*AIM*. Show every line where "前寒武纪" occurs.

*RECORDS SUPPLIED*.
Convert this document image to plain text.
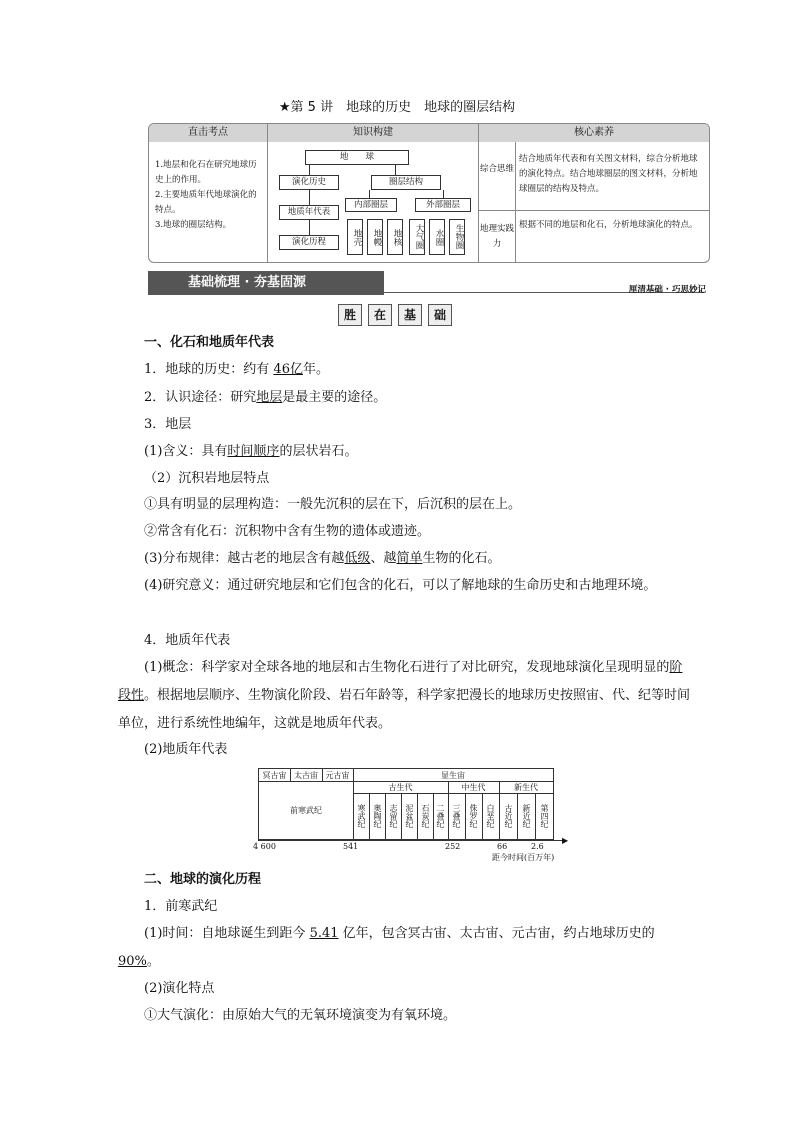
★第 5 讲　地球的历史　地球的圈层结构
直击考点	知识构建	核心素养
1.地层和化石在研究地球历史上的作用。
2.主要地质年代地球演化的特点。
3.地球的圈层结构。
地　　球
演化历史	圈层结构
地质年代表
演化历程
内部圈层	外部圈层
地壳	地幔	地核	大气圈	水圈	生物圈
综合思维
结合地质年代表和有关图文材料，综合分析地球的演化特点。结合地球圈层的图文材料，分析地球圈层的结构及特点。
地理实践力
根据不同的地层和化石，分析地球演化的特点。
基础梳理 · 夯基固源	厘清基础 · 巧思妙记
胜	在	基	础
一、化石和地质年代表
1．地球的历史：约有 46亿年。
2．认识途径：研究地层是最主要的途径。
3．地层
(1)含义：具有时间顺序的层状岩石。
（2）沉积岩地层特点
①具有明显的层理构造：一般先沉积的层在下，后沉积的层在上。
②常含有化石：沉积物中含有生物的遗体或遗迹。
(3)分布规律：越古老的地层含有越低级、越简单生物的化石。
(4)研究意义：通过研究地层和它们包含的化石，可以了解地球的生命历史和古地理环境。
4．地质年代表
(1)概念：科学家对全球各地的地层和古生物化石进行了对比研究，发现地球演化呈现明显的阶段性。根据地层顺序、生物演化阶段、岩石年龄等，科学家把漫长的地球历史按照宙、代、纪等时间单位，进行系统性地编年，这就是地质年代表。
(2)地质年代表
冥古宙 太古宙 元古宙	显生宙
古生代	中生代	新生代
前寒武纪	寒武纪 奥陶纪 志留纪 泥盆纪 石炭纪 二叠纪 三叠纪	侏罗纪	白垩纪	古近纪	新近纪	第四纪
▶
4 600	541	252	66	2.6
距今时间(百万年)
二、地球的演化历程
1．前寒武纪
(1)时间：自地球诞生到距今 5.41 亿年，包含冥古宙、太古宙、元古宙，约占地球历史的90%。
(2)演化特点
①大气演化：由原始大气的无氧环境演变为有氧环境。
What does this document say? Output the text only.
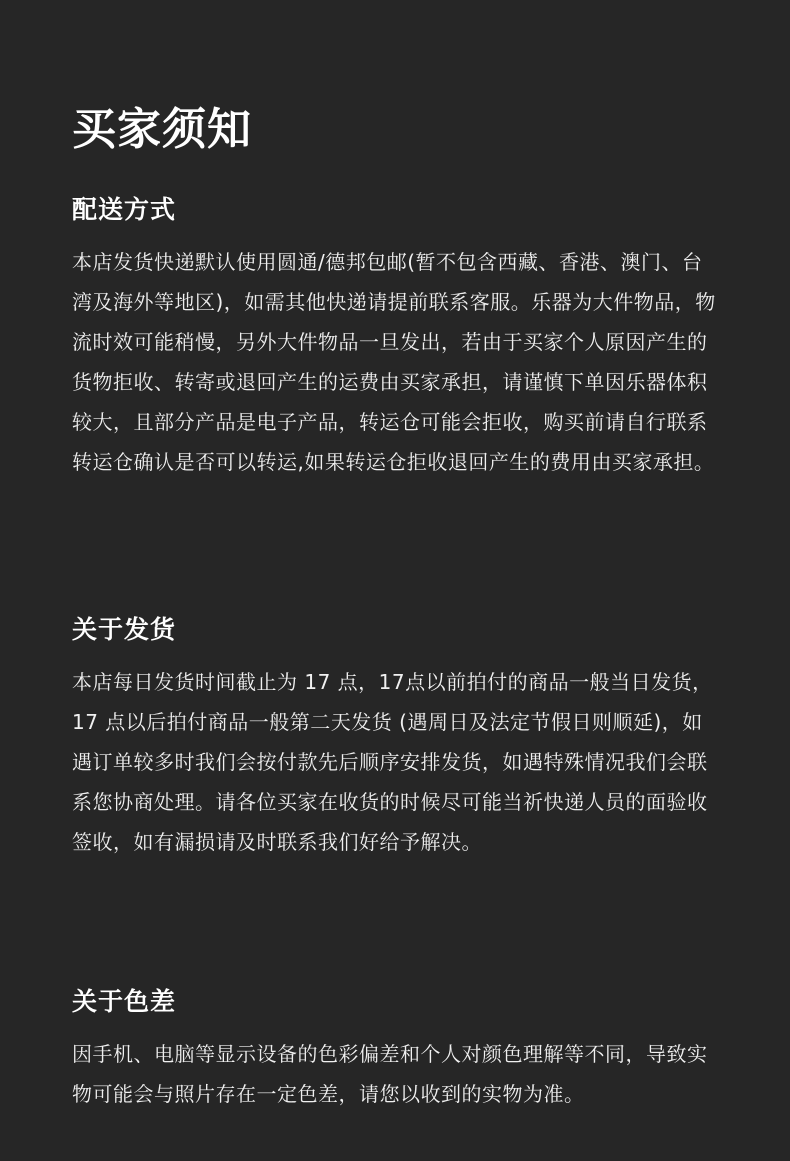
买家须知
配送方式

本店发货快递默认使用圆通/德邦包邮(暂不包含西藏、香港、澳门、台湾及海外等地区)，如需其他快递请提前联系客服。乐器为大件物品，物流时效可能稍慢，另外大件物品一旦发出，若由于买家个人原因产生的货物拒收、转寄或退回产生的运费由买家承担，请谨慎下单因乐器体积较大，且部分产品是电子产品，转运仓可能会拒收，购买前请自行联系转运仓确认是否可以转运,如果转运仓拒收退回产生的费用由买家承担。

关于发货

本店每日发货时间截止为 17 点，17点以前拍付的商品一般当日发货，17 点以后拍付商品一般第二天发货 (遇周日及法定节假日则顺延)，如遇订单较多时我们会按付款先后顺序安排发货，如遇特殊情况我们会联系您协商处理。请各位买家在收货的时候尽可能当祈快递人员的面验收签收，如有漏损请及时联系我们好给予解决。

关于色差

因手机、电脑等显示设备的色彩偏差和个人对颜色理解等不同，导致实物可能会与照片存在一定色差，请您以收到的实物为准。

*OUTPUT FOR THIS EXERCISE*.
前寒武纪	寒武纪 奥陶纪 志留纪 泥盆纪 石炭纪 二叠纪 三叠纪	侏罗纪	白垩纪	古近纪	新近纪	第四纪
1．前寒武纪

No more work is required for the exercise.